▶ **Problem statement**
How many lines in the records below hold the string "text"? Answer with the number alone.

▶ **Records to use**

──────────

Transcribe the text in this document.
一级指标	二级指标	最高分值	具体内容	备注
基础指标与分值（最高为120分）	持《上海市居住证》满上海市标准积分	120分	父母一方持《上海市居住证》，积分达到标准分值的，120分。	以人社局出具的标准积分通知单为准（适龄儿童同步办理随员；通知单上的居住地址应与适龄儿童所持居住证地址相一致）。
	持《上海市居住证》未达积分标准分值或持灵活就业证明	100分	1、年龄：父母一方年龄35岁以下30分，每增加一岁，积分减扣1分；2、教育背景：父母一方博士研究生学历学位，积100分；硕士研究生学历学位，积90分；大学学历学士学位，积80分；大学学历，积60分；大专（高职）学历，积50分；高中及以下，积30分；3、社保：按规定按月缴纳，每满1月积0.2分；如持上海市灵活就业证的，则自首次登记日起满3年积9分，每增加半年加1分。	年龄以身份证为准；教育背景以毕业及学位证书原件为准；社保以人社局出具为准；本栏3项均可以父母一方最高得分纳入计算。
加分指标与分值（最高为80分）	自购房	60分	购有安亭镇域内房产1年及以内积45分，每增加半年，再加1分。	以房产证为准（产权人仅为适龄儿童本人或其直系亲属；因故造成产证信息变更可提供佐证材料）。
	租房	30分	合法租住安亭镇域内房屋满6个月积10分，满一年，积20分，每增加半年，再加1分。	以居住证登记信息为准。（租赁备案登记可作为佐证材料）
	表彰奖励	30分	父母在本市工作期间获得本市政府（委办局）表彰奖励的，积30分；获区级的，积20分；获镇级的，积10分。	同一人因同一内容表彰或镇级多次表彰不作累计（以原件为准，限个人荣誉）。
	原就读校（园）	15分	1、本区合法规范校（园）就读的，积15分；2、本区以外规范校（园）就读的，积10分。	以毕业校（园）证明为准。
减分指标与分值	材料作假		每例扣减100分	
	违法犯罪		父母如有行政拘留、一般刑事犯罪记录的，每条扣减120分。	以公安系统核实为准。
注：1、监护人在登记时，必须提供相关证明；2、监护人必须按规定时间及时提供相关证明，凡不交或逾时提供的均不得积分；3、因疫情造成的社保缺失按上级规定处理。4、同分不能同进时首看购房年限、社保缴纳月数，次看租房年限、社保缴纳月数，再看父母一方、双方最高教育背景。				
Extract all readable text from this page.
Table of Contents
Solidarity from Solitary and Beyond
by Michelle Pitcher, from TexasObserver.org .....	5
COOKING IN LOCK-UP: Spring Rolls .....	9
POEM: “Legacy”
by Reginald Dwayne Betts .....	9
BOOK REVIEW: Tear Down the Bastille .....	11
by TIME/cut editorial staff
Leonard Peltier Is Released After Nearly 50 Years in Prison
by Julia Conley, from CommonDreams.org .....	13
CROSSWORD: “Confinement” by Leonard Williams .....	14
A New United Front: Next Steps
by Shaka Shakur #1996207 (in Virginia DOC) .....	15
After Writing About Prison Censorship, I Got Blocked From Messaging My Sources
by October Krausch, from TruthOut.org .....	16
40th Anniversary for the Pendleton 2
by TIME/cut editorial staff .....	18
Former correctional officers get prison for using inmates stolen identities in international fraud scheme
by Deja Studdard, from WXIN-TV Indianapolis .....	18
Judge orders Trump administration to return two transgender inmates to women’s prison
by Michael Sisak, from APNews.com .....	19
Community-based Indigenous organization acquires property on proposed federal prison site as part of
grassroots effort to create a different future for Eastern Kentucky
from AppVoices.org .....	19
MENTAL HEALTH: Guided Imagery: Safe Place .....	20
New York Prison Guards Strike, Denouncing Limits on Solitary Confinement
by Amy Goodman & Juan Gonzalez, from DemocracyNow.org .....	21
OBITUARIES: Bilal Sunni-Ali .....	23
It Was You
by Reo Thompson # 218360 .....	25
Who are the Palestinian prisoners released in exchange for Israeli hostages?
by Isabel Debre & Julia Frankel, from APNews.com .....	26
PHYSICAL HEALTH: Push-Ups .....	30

──────────

▶ **Solution to this exercise**
2